[WHAT YOU HAVE TO DO]
Using the listing below, select the lines with the word "Information" and copy them.

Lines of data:
================

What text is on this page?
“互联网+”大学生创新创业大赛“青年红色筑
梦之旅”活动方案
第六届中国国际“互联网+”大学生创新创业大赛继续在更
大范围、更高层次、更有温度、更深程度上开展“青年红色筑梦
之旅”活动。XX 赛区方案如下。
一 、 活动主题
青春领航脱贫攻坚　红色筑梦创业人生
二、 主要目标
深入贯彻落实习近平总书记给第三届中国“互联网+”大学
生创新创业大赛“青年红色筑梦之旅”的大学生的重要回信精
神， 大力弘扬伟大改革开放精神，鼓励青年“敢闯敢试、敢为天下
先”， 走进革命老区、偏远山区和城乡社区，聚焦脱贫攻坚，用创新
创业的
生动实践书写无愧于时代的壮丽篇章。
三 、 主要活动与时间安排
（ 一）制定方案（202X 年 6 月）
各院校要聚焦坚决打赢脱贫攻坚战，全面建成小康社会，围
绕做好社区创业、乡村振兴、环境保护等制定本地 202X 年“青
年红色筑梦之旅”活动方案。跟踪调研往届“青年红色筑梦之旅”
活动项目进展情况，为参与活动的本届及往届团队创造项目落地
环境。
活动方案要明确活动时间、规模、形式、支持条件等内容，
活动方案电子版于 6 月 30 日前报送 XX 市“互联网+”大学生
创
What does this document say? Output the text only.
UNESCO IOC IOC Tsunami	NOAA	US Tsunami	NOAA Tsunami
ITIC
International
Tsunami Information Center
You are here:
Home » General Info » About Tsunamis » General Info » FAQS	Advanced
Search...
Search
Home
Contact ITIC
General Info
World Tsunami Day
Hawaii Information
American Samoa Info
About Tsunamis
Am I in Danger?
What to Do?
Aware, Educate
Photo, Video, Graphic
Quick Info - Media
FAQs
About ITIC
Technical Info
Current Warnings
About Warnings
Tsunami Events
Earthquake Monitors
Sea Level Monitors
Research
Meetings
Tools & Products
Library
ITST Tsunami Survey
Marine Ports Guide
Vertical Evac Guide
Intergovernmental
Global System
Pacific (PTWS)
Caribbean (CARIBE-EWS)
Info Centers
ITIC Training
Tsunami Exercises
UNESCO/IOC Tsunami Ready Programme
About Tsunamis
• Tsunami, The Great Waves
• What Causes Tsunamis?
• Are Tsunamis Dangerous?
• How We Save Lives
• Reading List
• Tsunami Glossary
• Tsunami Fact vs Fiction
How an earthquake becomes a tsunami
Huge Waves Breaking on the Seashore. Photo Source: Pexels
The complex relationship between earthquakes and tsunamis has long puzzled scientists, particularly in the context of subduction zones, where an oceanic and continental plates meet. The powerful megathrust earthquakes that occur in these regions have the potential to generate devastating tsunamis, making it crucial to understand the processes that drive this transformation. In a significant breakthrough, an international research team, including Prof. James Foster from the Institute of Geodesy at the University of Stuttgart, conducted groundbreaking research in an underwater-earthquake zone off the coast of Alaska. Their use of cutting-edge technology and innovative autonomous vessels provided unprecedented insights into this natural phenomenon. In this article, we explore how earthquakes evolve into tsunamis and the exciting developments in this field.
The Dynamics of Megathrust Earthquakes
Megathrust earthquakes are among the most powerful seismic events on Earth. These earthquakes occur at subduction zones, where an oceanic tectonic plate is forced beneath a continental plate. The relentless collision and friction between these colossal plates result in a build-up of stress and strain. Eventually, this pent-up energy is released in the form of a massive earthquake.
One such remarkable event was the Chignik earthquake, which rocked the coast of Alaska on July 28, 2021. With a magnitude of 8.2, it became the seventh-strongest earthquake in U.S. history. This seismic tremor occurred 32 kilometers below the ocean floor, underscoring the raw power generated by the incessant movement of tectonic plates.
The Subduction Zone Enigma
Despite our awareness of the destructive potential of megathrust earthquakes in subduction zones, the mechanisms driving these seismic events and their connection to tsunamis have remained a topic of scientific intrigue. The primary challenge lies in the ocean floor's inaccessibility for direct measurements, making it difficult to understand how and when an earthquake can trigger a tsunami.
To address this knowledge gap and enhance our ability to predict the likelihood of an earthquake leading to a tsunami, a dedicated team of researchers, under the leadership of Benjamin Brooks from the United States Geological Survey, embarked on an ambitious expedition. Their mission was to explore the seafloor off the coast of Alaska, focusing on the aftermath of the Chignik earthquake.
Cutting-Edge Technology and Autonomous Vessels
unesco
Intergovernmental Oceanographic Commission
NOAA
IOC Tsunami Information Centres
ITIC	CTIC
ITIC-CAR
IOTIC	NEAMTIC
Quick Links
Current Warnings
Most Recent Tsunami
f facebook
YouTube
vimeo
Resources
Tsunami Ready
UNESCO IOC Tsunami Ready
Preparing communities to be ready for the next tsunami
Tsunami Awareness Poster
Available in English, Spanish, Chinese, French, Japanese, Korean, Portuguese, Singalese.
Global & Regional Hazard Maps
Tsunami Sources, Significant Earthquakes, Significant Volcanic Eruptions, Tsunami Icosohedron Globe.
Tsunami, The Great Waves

================

[OUTPUT]
Tsunami Information Center
Hawaii Information
IOC Tsunami Information Centres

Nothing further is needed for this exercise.